═══ DATA SHOWN

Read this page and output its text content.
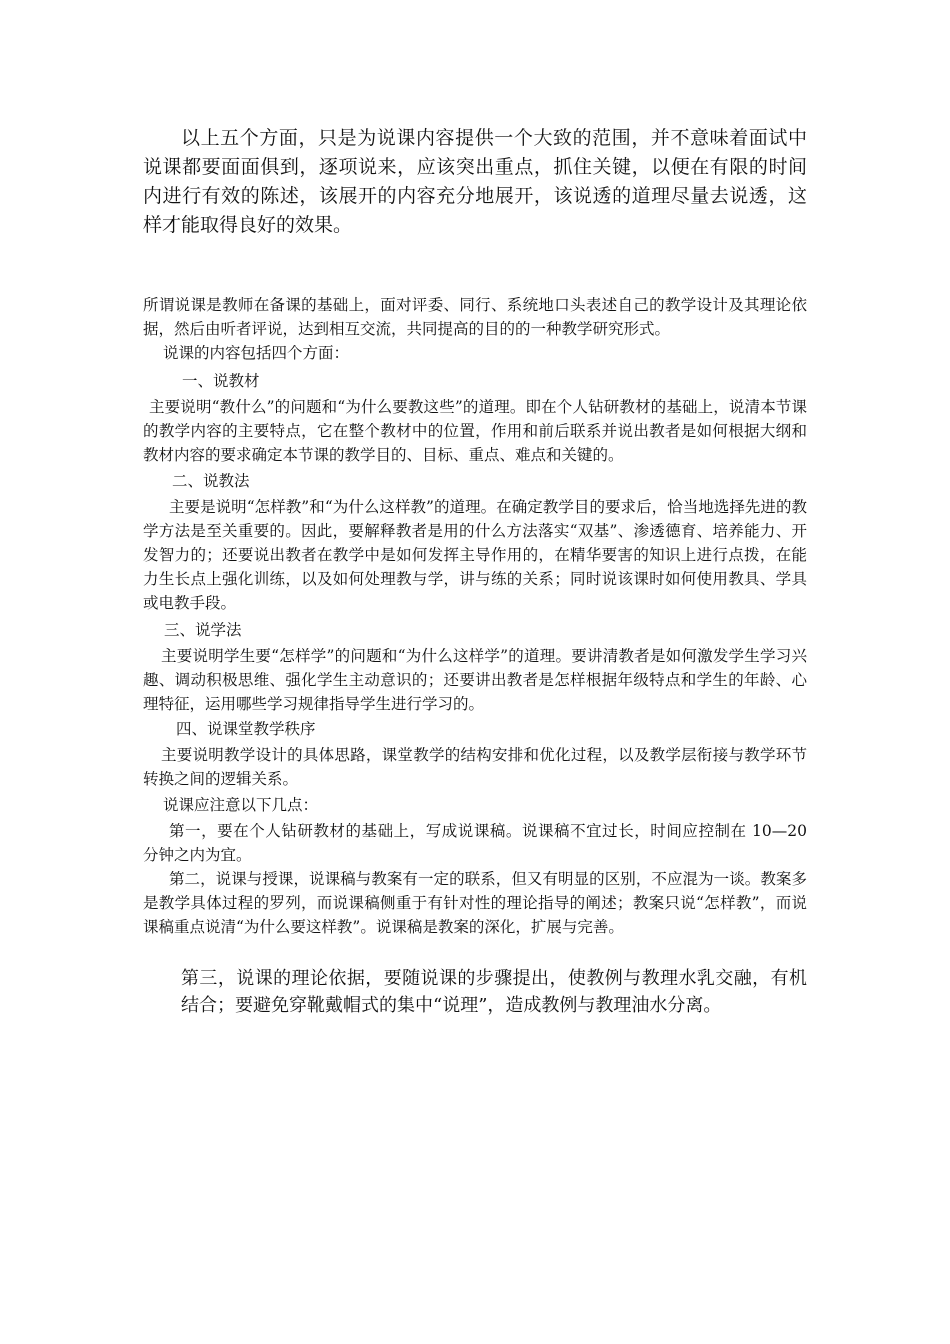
以上五个方面，只是为说课内容提供一个大致的范围，并不意味着面试中说课都要面面俱到，逐项说来，应该突出重点，抓住关键，以便在有限的时间内进行有效的陈述，该展开的内容充分地展开，该说透的道理尽量去说透，这样才能取得良好的效果。

所谓说课是教师在备课的基础上，面对评委、同行、系统地口头表述自己的教学设计及其理论依据，然后由听者评说，达到相互交流，共同提高的目的的一种教学研究形式。

说课的内容包括四个方面：

一、说教材

主要说明“教什么”的问题和“为什么要教这些”的道理。即在个人钻研教材的基础上，说清本节课的教学内容的主要特点，它在整个教材中的位置，作用和前后联系并说出教者是如何根据大纲和教材内容的要求确定本节课的教学目的、目标、重点、难点和关键的。

二、说教法

主要是说明“怎样教”和“为什么这样教”的道理。在确定教学目的要求后，恰当地选择先进的教学方法是至关重要的。因此，要解释教者是用的什么方法落实“双基”、渗透德育、培养能力、开发智力的；还要说出教者在教学中是如何发挥主导作用的，在精华要害的知识上进行点拨，在能力生长点上强化训练，以及如何处理教与学，讲与练的关系；同时说该课时如何使用教具、学具或电教手段。

三、说学法

主要说明学生要“怎样学”的问题和“为什么这样学”的道理。要讲清教者是如何激发学生学习兴趣、调动积极思维、强化学生主动意识的；还要讲出教者是怎样根据年级特点和学生的年龄、心理特征，运用哪些学习规律指导学生进行学习的。

四、说课堂教学秩序

主要说明教学设计的具体思路，课堂教学的结构安排和优化过程，以及教学层衔接与教学环节转换之间的逻辑关系。

说课应注意以下几点：

第一，要在个人钻研教材的基础上，写成说课稿。说课稿不宜过长，时间应控制在 10—20 分钟之内为宜。

第二，说课与授课，说课稿与教案有一定的联系，但又有明显的区别，不应混为一谈。教案多是教学具体过程的罗列，而说课稿侧重于有针对性的理论指导的阐述；教案只说“怎样教”，而说课稿重点说清“为什么要这样教”。说课稿是教案的深化，扩展与完善。

第三，说课的理论依据，要随说课的步骤提出，使教例与教理水乳交融，有机结合；要避免穿靴戴帽式的集中“说理”，造成教例与教理油水分离。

══════

(PROBLEM DESCRIPTION): Which lines hold the word "的问题和"? Copy every one of them.

(SOLUTION TO THIS EXERCISE):
主要说明“教什么”的问题和“为什么要教这些”的道理。即在个人钻研教材的基础上，说清本节课的教学内容的主要特点，它在整个教材中的位置，作用和前后联系并说出教者是如何根据大纲和教材内容的要求确定本节课的教学目的、目标、重点、难点和关键的。
主要说明学生要“怎样学”的问题和“为什么这样学”的道理。要讲清教者是如何激发学生学习兴趣、调动积极思维、强化学生主动意识的；还要讲出教者是怎样根据年级特点和学生的年龄、心理特征，运用哪些学习规律指导学生进行学习的。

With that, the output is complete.